▶ **Task**
Identify and reproduce every line holding the string "interface".

[Data entries]
━━━━━━━━━━━━━━━━━━━━━━━━━━━━━━

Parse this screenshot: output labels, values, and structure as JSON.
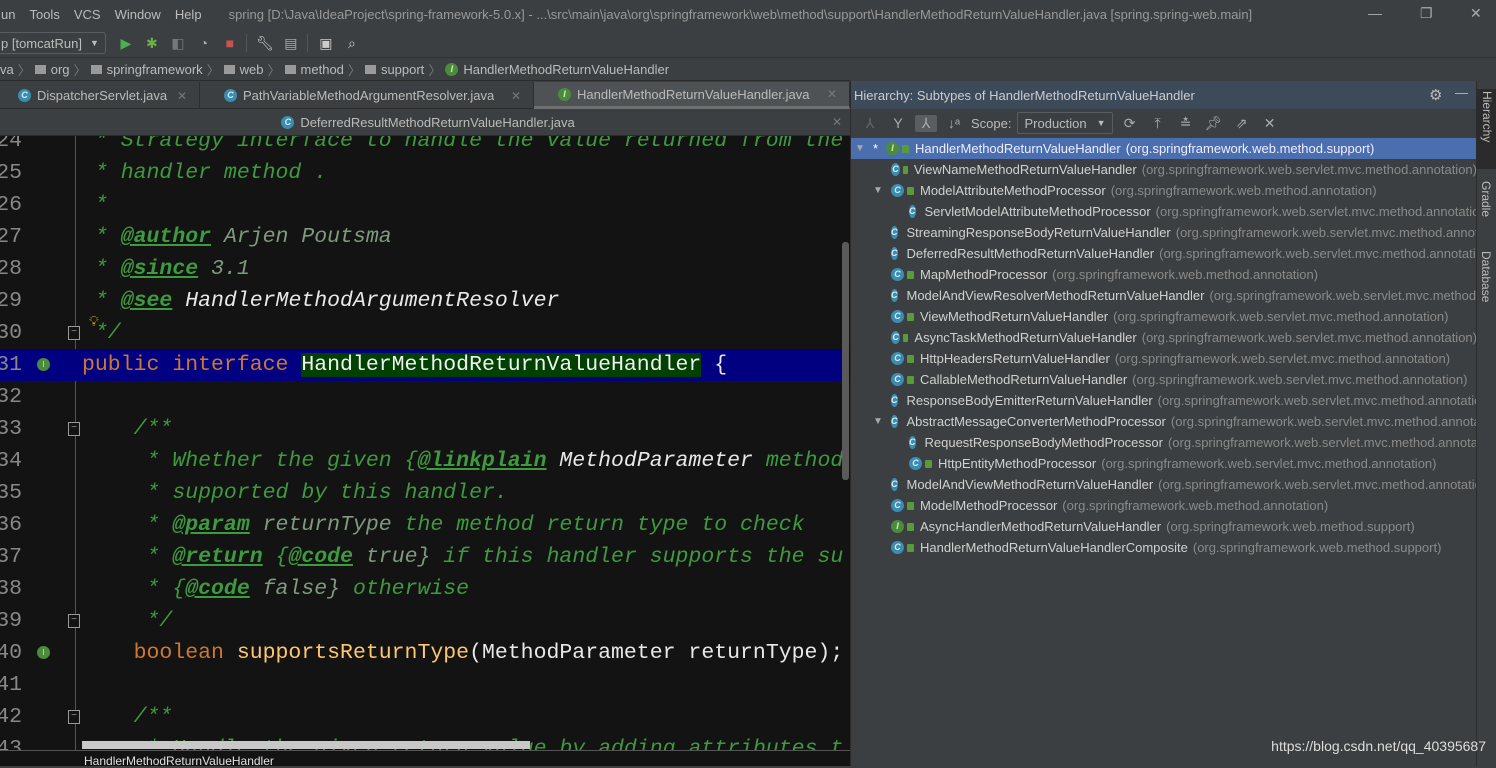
{
  "menu": {
    "items": [
      "un",
      "Tools",
      "VCS",
      "Window",
      "Help"
    ],
    "title": "spring [D:\\Java\\IdeaProject\\spring-framework-5.0.x] - ...\\src\\main\\java\\org\\springframework\\web\\method\\support\\HandlerMethodReturnValueHandler.java [spring.spring-web.main]"
  },
  "toolbar": {
    "run_config": "p [tomcatRun]",
    "icons": [
      "run-icon",
      "debug-icon",
      "coverage-icon",
      "profile-icon",
      "stop-icon",
      "settings-wrench-icon",
      "project-structure-icon",
      "terminal-icon",
      "search-icon"
    ]
  },
  "breadcrumb": [
    "va",
    "org",
    "springframework",
    "web",
    "method",
    "support",
    "HandlerMethodReturnValueHandler"
  ],
  "tabs_row1": [
    {
      "label": "DispatcherServlet.java",
      "icon": "C"
    },
    {
      "label": "PathVariableMethodArgumentResolver.java",
      "icon": "C"
    },
    {
      "label": "HandlerMethodReturnValueHandler.java",
      "icon": "I",
      "active": true
    }
  ],
  "tabs_row2": [
    {
      "label": "DeferredResultMethodReturnValueHandler.java",
      "icon": "C"
    }
  ],
  "code": [
    {
      "n": "24",
      "t": [
        [
          " * Strategy interface to handle the value returned from the",
          "cm"
        ]
      ]
    },
    {
      "n": "25",
      "t": [
        [
          " * handler method .",
          "cm"
        ]
      ]
    },
    {
      "n": "26",
      "t": [
        [
          " *",
          "cm"
        ]
      ]
    },
    {
      "n": "27",
      "t": [
        [
          " * ",
          "cm"
        ],
        [
          "@author",
          "tag"
        ],
        [
          " Arjen Poutsma",
          "val"
        ]
      ]
    },
    {
      "n": "28",
      "t": [
        [
          " * ",
          "cm"
        ],
        [
          "@since",
          "tag"
        ],
        [
          " 3.1",
          "val"
        ]
      ]
    },
    {
      "n": "29",
      "t": [
        [
          " * ",
          "cm"
        ],
        [
          "@see",
          "tag"
        ],
        [
          " HandlerMethodArgumentResolver",
          "ref"
        ]
      ]
    },
    {
      "n": "30",
      "t": [
        [
          " */",
          "cm"
        ]
      ]
    },
    {
      "n": "31",
      "t": [
        [
          "public interface ",
          "kw"
        ],
        [
          "HandlerMethodReturnValueHandler",
          "cls"
        ],
        [
          " {",
          "pl"
        ]
      ],
      "hl": true
    },
    {
      "n": "32",
      "t": []
    },
    {
      "n": "33",
      "t": [
        [
          "    /**",
          "cm"
        ]
      ]
    },
    {
      "n": "34",
      "t": [
        [
          "     * Whether the given {",
          "cm"
        ],
        [
          "@linkplain",
          "tag"
        ],
        [
          " MethodParameter",
          "ref"
        ],
        [
          " method",
          "cm"
        ]
      ]
    },
    {
      "n": "35",
      "t": [
        [
          "     * supported by this handler.",
          "cm"
        ]
      ]
    },
    {
      "n": "36",
      "t": [
        [
          "     * ",
          "cm"
        ],
        [
          "@param",
          "tag"
        ],
        [
          " returnType",
          "val"
        ],
        [
          " the method return type to check",
          "cm"
        ]
      ]
    },
    {
      "n": "37",
      "t": [
        [
          "     * ",
          "cm"
        ],
        [
          "@return",
          "tag"
        ],
        [
          " {",
          "cm"
        ],
        [
          "@code",
          "tag"
        ],
        [
          " true}",
          "val"
        ],
        [
          " if this handler supports the su",
          "cm"
        ]
      ]
    },
    {
      "n": "38",
      "t": [
        [
          "     * {",
          "cm"
        ],
        [
          "@code",
          "tag"
        ],
        [
          " false}",
          "val"
        ],
        [
          " otherwise",
          "cm"
        ]
      ]
    },
    {
      "n": "39",
      "t": [
        [
          "     */",
          "cm"
        ]
      ]
    },
    {
      "n": "40",
      "t": [
        [
          "    ",
          "pl"
        ],
        [
          "boolean ",
          "kw"
        ],
        [
          "supportsReturnType",
          "fn"
        ],
        [
          "(MethodParameter returnType);",
          "pl"
        ]
      ]
    },
    {
      "n": "41",
      "t": []
    },
    {
      "n": "42",
      "t": [
        [
          "    /**",
          "cm"
        ]
      ]
    },
    {
      "n": "43",
      "t": [
        [
          "     * Handle the given return value by adding attributes t",
          "cm"
        ]
      ]
    }
  ],
  "status_text": "HandlerMethodReturnValueHandler",
  "hierarchy": {
    "title": "Hierarchy:  Subtypes of HandlerMethodReturnValueHandler",
    "scope_label": "Scope:",
    "scope_value": "Production",
    "rows": [
      {
        "name": "HandlerMethodReturnValueHandler",
        "pkg": "(org.springframework.web.method.support)",
        "icon": "I",
        "level": 0,
        "expanded": true,
        "selected": true,
        "star": "*"
      },
      {
        "name": "ViewNameMethodReturnValueHandler",
        "pkg": "(org.springframework.web.servlet.mvc.method.annotation)",
        "icon": "C",
        "level": 1
      },
      {
        "name": "ModelAttributeMethodProcessor",
        "pkg": "(org.springframework.web.method.annotation)",
        "icon": "C",
        "level": 1,
        "expanded": true
      },
      {
        "name": "ServletModelAttributeMethodProcessor",
        "pkg": "(org.springframework.web.servlet.mvc.method.annotation)",
        "icon": "C",
        "level": 2
      },
      {
        "name": "StreamingResponseBodyReturnValueHandler",
        "pkg": "(org.springframework.web.servlet.mvc.method.annotation)",
        "icon": "C",
        "level": 1
      },
      {
        "name": "DeferredResultMethodReturnValueHandler",
        "pkg": "(org.springframework.web.servlet.mvc.method.annotation)",
        "icon": "C",
        "level": 1
      },
      {
        "name": "MapMethodProcessor",
        "pkg": "(org.springframework.web.method.annotation)",
        "icon": "C",
        "level": 1
      },
      {
        "name": "ModelAndViewResolverMethodReturnValueHandler",
        "pkg": "(org.springframework.web.servlet.mvc.method.annotation)",
        "icon": "C",
        "level": 1
      },
      {
        "name": "ViewMethodReturnValueHandler",
        "pkg": "(org.springframework.web.servlet.mvc.method.annotation)",
        "icon": "C",
        "level": 1
      },
      {
        "name": "AsyncTaskMethodReturnValueHandler",
        "pkg": "(org.springframework.web.servlet.mvc.method.annotation)",
        "icon": "C",
        "level": 1
      },
      {
        "name": "HttpHeadersReturnValueHandler",
        "pkg": "(org.springframework.web.servlet.mvc.method.annotation)",
        "icon": "C",
        "level": 1
      },
      {
        "name": "CallableMethodReturnValueHandler",
        "pkg": "(org.springframework.web.servlet.mvc.method.annotation)",
        "icon": "C",
        "level": 1
      },
      {
        "name": "ResponseBodyEmitterReturnValueHandler",
        "pkg": "(org.springframework.web.servlet.mvc.method.annotation)",
        "icon": "C",
        "level": 1
      },
      {
        "name": "AbstractMessageConverterMethodProcessor",
        "pkg": "(org.springframework.web.servlet.mvc.method.annotation)",
        "icon": "C",
        "level": 1,
        "expanded": true
      },
      {
        "name": "RequestResponseBodyMethodProcessor",
        "pkg": "(org.springframework.web.servlet.mvc.method.annotation)",
        "icon": "C",
        "level": 2
      },
      {
        "name": "HttpEntityMethodProcessor",
        "pkg": "(org.springframework.web.servlet.mvc.method.annotation)",
        "icon": "C",
        "level": 2
      },
      {
        "name": "ModelAndViewMethodReturnValueHandler",
        "pkg": "(org.springframework.web.servlet.mvc.method.annotation)",
        "icon": "C",
        "level": 1
      },
      {
        "name": "ModelMethodProcessor",
        "pkg": "(org.springframework.web.method.annotation)",
        "icon": "C",
        "level": 1
      },
      {
        "name": "AsyncHandlerMethodReturnValueHandler",
        "pkg": "(org.springframework.web.method.support)",
        "icon": "I",
        "level": 1
      },
      {
        "name": "HandlerMethodReturnValueHandlerComposite",
        "pkg": "(org.springframework.web.method.support)",
        "icon": "C",
        "level": 1
      }
    ]
  },
  "side_tabs": [
    "Hierarchy",
    "Gradle",
    "Database"
  ],
  "watermark": "https://blog.csdn.net/qq_40395687"
}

━━━━━━━━━━━━━━━━━━━━━━━━━━━━━━

▶ **Result for this exercise**
          " * Strategy interface to handle the value returned from the",
          "public interface ",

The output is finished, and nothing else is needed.